▶ **What is required**:
Gather every line of the entries that includes the word "walek".

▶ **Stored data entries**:
####

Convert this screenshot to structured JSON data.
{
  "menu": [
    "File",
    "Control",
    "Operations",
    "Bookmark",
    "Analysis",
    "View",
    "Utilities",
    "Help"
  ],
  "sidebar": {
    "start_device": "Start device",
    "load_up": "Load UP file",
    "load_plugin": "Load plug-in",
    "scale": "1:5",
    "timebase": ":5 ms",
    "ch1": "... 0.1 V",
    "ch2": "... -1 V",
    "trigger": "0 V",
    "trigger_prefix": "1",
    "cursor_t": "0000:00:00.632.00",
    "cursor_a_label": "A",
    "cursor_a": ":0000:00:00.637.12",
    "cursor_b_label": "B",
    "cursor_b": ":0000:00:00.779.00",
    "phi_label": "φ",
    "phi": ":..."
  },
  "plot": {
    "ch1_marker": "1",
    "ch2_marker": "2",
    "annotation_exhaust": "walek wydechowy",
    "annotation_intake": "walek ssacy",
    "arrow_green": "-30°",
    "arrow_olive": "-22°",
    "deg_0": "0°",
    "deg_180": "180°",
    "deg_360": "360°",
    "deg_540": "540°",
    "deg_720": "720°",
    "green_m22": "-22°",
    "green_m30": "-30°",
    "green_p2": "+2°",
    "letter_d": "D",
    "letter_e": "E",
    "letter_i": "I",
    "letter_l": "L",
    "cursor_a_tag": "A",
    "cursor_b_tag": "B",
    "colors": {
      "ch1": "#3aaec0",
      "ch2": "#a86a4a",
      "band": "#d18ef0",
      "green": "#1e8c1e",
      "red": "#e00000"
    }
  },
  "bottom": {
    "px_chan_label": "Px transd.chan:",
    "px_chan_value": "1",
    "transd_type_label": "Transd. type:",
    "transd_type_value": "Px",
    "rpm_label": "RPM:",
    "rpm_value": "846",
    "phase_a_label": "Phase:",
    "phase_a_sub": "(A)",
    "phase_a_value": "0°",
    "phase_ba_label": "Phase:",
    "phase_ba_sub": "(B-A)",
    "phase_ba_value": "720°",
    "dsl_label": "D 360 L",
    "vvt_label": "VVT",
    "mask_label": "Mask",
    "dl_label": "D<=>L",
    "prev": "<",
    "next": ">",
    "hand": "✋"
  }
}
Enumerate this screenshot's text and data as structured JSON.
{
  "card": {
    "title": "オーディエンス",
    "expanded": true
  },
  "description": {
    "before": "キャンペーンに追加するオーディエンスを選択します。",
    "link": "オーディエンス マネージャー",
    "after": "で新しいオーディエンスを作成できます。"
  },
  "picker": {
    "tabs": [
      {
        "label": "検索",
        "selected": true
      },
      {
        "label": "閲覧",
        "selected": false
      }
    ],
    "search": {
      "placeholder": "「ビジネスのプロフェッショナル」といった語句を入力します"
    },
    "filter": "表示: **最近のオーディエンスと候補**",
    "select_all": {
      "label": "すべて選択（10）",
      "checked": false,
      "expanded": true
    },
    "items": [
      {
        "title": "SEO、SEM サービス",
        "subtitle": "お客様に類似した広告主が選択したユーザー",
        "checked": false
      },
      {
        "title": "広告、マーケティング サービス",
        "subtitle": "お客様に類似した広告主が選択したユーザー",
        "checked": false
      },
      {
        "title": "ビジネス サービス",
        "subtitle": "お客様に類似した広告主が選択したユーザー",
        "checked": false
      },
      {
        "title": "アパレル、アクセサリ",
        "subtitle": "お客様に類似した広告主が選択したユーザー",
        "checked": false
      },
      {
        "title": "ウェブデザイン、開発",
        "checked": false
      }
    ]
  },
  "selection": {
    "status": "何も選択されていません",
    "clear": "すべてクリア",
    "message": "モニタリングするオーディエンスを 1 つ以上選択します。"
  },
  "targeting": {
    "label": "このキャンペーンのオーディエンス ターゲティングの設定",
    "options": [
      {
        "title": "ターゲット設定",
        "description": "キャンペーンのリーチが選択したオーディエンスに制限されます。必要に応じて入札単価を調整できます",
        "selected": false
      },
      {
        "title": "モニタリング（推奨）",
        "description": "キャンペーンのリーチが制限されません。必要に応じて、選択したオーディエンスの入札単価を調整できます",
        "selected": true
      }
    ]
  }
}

####

▶ **Response**:
    "annotation_exhaust": "walek wydechowy",
    "annotation_intake": "walek ssacy",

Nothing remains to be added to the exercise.